*Problem to work on:* For the listing below, give the count of lines containing the string "Beatris" and nothing else.

____________________

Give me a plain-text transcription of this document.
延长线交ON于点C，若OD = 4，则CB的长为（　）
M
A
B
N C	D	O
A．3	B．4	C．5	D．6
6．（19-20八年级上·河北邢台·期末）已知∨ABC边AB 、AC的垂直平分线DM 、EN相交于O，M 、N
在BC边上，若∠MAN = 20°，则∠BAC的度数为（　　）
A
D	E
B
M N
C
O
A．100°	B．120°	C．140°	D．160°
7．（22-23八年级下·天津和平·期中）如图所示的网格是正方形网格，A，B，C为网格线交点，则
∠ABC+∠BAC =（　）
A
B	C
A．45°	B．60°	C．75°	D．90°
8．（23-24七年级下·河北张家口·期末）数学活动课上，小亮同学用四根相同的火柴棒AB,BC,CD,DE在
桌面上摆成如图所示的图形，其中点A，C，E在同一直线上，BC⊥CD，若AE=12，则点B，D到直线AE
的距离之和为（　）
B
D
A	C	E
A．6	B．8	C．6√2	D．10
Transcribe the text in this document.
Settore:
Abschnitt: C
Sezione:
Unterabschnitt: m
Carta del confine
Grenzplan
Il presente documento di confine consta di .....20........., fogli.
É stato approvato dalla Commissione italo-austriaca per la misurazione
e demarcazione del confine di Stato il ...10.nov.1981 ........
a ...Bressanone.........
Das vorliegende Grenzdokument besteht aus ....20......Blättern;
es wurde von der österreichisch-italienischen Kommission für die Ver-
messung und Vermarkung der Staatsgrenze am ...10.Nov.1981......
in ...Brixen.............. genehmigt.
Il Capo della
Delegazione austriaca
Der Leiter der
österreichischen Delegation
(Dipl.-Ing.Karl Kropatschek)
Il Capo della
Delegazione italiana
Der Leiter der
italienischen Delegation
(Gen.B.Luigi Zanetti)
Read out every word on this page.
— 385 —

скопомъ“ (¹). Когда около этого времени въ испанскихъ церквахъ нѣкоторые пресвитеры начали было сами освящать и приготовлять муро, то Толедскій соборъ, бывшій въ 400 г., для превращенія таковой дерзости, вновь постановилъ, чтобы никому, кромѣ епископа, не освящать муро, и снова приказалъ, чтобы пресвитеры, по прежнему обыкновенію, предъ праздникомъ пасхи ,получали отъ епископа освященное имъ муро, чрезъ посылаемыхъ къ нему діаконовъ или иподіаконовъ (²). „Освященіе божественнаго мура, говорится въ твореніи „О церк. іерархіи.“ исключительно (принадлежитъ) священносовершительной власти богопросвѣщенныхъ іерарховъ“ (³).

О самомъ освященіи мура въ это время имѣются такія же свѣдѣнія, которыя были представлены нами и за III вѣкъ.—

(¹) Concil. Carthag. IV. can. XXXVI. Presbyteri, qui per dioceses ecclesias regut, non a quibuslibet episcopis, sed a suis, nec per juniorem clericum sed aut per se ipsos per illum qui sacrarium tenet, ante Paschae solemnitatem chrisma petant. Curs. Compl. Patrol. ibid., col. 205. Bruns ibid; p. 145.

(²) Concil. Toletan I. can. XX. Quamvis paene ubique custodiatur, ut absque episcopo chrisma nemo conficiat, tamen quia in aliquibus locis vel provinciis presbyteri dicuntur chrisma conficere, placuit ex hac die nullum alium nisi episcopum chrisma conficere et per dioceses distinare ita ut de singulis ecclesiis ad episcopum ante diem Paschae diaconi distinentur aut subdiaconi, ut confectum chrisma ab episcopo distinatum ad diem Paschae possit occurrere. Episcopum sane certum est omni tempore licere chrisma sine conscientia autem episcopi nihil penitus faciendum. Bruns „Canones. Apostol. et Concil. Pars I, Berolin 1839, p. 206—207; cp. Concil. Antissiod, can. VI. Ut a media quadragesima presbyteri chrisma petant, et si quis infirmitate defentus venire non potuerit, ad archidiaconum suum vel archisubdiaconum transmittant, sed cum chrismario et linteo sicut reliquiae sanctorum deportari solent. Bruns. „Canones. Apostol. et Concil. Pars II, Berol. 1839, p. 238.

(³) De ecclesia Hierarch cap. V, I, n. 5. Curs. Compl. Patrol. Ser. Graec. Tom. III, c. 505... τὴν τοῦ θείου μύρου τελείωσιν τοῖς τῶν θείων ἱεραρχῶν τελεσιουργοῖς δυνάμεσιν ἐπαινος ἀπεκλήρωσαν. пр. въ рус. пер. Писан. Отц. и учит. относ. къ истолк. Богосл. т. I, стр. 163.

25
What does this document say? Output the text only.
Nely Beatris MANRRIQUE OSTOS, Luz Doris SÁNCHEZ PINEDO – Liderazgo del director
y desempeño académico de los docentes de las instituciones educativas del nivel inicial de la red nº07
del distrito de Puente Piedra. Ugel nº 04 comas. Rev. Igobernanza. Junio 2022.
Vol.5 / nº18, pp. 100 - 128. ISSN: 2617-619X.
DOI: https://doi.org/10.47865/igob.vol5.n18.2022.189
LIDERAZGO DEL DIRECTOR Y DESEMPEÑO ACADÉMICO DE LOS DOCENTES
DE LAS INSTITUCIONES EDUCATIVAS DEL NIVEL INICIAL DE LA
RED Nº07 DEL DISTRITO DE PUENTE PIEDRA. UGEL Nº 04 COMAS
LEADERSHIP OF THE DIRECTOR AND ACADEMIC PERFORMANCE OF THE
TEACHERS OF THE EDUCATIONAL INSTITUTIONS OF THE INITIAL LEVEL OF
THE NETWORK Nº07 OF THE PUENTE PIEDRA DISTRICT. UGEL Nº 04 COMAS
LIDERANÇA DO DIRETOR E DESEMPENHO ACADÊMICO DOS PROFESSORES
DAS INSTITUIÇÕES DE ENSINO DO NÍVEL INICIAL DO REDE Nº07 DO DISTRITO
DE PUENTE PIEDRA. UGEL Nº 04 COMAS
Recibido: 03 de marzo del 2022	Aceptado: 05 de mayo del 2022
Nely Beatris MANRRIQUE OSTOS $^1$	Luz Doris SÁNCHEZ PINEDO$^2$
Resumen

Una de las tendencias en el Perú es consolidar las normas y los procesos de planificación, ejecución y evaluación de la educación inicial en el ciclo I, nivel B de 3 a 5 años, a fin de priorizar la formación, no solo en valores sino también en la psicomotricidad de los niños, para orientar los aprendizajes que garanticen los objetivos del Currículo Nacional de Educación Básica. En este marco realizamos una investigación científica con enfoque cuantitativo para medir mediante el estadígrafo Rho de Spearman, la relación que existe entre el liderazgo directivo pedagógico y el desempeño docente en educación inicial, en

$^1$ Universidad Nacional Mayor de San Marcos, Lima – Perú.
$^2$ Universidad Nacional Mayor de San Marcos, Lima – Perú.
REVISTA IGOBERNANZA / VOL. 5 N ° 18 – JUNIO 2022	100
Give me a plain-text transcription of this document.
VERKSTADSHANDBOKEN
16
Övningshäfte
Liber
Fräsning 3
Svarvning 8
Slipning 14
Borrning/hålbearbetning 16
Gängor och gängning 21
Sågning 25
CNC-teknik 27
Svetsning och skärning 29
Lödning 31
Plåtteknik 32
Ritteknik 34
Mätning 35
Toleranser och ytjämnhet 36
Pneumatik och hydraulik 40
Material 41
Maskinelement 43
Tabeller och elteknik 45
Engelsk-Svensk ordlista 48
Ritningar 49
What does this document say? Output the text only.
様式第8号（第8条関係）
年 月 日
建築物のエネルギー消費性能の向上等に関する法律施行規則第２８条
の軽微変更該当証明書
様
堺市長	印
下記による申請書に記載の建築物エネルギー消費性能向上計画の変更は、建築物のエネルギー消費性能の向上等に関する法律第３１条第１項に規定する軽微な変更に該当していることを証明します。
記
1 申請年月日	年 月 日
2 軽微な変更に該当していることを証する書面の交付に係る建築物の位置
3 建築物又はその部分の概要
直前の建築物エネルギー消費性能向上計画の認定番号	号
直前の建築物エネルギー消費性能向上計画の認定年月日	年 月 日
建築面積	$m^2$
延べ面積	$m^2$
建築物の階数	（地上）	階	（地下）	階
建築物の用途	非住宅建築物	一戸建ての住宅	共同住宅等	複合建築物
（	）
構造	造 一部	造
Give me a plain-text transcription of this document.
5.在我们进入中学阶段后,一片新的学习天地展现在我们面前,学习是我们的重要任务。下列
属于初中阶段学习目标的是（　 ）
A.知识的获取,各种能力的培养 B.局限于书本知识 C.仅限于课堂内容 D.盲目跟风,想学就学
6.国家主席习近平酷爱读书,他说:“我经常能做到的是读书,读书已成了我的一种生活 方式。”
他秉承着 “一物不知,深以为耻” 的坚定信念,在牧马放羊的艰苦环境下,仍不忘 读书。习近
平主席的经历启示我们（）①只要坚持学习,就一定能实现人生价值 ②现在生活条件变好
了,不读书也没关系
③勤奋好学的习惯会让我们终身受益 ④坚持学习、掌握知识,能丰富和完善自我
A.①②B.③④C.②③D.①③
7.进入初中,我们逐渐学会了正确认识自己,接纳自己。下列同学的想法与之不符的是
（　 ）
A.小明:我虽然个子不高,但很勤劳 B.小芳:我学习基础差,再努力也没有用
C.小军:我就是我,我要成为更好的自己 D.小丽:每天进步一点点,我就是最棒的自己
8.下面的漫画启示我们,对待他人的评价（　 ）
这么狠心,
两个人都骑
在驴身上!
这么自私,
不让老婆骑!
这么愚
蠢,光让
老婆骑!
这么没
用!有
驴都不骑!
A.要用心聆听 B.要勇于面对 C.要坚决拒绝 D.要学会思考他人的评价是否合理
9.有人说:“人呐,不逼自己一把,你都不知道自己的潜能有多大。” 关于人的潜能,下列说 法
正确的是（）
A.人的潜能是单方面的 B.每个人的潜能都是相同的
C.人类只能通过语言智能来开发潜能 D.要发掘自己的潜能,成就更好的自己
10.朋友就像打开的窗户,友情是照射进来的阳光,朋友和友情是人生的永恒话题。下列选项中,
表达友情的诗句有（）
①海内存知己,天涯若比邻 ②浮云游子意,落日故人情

____________________

*Result of this exercise:* 2